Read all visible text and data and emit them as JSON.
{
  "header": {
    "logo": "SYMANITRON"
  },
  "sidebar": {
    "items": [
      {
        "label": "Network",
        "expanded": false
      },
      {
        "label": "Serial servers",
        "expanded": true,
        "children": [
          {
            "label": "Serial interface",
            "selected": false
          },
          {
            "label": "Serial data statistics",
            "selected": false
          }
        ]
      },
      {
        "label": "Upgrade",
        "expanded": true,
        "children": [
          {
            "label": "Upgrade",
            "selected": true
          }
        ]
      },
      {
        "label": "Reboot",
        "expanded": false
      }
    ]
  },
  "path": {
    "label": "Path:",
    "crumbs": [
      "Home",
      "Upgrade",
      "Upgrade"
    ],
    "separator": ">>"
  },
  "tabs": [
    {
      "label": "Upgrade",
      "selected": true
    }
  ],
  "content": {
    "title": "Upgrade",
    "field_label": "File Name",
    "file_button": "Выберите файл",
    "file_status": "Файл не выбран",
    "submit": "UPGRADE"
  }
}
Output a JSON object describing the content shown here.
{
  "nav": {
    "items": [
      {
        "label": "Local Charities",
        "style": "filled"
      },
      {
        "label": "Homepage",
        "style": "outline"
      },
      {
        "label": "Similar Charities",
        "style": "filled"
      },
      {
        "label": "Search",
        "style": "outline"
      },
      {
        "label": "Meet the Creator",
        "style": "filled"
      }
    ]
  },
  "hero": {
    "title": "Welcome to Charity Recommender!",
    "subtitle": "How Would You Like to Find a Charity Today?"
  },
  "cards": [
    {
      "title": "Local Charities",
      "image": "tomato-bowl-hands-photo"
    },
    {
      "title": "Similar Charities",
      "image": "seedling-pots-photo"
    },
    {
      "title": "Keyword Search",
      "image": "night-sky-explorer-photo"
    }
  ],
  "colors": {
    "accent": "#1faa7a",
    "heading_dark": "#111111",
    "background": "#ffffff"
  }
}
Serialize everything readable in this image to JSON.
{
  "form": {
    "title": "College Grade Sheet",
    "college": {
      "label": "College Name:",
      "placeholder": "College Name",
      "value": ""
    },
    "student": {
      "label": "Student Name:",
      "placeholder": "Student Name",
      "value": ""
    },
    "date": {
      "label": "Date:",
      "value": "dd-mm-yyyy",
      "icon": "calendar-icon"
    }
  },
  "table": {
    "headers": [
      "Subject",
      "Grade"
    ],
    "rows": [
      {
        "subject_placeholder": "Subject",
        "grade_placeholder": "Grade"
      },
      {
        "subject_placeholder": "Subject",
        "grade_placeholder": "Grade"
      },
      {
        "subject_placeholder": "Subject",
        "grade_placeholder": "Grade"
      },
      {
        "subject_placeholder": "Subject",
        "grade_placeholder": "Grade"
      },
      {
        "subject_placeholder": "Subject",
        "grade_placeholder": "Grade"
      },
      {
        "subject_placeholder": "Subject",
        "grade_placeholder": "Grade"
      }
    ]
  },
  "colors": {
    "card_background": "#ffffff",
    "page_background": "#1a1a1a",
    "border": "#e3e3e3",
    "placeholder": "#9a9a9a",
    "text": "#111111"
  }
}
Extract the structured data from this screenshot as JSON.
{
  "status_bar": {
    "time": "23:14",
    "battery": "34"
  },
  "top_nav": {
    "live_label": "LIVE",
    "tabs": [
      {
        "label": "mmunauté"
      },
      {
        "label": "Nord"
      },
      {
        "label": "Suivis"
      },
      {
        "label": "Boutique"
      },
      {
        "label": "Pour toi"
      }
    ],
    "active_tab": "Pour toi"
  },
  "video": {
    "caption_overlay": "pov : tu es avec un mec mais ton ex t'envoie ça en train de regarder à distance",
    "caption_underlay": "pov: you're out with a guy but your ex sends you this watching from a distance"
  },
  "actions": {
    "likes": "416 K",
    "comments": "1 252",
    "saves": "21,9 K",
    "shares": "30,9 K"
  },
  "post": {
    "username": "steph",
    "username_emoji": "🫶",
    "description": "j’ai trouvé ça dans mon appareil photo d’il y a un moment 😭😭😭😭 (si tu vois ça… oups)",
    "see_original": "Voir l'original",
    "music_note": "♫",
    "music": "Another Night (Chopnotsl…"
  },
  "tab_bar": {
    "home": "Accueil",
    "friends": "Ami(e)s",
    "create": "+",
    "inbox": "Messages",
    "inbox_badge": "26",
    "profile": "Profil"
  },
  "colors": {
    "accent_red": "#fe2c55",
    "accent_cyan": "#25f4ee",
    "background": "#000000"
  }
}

• **Given request**
Above are the records; retype them all without a single difference.

• **Output of the task**
Read all visible text and data and emit them as JSON.
{
  "header": {
    "logo": "SYMANITRON"
  },
  "sidebar": {
    "items": [
      {
        "label": "Network",
        "expanded": false
      },
      {
        "label": "Serial servers",
        "expanded": true,
        "children": [
          {
            "label": "Serial interface",
            "selected": false
          },
          {
            "label": "Serial data statistics",
            "selected": false
          }
        ]
      },
      {
        "label": "Upgrade",
        "expanded": true,
        "children": [
          {
            "label": "Upgrade",
            "selected": true
          }
        ]
      },
      {
        "label": "Reboot",
        "expanded": false
      }
    ]
  },
  "path": {
    "label": "Path:",
    "crumbs": [
      "Home",
      "Upgrade",
      "Upgrade"
    ],
    "separator": ">>"
  },
  "tabs": [
    {
      "label": "Upgrade",
      "selected": true
    }
  ],
  "content": {
    "title": "Upgrade",
    "field_label": "File Name",
    "file_button": "Выберите файл",
    "file_status": "Файл не выбран",
    "submit": "UPGRADE"
  }
}
Output a JSON object describing the content shown here.
{
  "nav": {
    "items": [
      {
        "label": "Local Charities",
        "style": "filled"
      },
      {
        "label": "Homepage",
        "style": "outline"
      },
      {
        "label": "Similar Charities",
        "style": "filled"
      },
      {
        "label": "Search",
        "style": "outline"
      },
      {
        "label": "Meet the Creator",
        "style": "filled"
      }
    ]
  },
  "hero": {
    "title": "Welcome to Charity Recommender!",
    "subtitle": "How Would You Like to Find a Charity Today?"
  },
  "cards": [
    {
      "title": "Local Charities",
      "image": "tomato-bowl-hands-photo"
    },
    {
      "title": "Similar Charities",
      "image": "seedling-pots-photo"
    },
    {
      "title": "Keyword Search",
      "image": "night-sky-explorer-photo"
    }
  ],
  "colors": {
    "accent": "#1faa7a",
    "heading_dark": "#111111",
    "background": "#ffffff"
  }
}
Serialize everything readable in this image to JSON.
{
  "form": {
    "title": "College Grade Sheet",
    "college": {
      "label": "College Name:",
      "placeholder": "College Name",
      "value": ""
    },
    "student": {
      "label": "Student Name:",
      "placeholder": "Student Name",
      "value": ""
    },
    "date": {
      "label": "Date:",
      "value": "dd-mm-yyyy",
      "icon": "calendar-icon"
    }
  },
  "table": {
    "headers": [
      "Subject",
      "Grade"
    ],
    "rows": [
      {
        "subject_placeholder": "Subject",
        "grade_placeholder": "Grade"
      },
      {
        "subject_placeholder": "Subject",
        "grade_placeholder": "Grade"
      },
      {
        "subject_placeholder": "Subject",
        "grade_placeholder": "Grade"
      },
      {
        "subject_placeholder": "Subject",
        "grade_placeholder": "Grade"
      },
      {
        "subject_placeholder": "Subject",
        "grade_placeholder": "Grade"
      },
      {
        "subject_placeholder": "Subject",
        "grade_placeholder": "Grade"
      }
    ]
  },
  "colors": {
    "card_background": "#ffffff",
    "page_background": "#1a1a1a",
    "border": "#e3e3e3",
    "placeholder": "#9a9a9a",
    "text": "#111111"
  }
}
Extract the structured data from this screenshot as JSON.
{
  "status_bar": {
    "time": "23:14",
    "battery": "34"
  },
  "top_nav": {
    "live_label": "LIVE",
    "tabs": [
      {
        "label": "mmunauté"
      },
      {
        "label": "Nord"
      },
      {
        "label": "Suivis"
      },
      {
        "label": "Boutique"
      },
      {
        "label": "Pour toi"
      }
    ],
    "active_tab": "Pour toi"
  },
  "video": {
    "caption_overlay": "pov : tu es avec un mec mais ton ex t'envoie ça en train de regarder à distance",
    "caption_underlay": "pov: you're out with a guy but your ex sends you this watching from a distance"
  },
  "actions": {
    "likes": "416 K",
    "comments": "1 252",
    "saves": "21,9 K",
    "shares": "30,9 K"
  },
  "post": {
    "username": "steph",
    "username_emoji": "🫶",
    "description": "j’ai trouvé ça dans mon appareil photo d’il y a un moment 😭😭😭😭 (si tu vois ça… oups)",
    "see_original": "Voir l'original",
    "music_note": "♫",
    "music": "Another Night (Chopnotsl…"
  },
  "tab_bar": {
    "home": "Accueil",
    "friends": "Ami(e)s",
    "create": "+",
    "inbox": "Messages",
    "inbox_badge": "26",
    "profile": "Profil"
  },
  "colors": {
    "accent_red": "#fe2c55",
    "accent_cyan": "#25f4ee",
    "background": "#000000"
  }
}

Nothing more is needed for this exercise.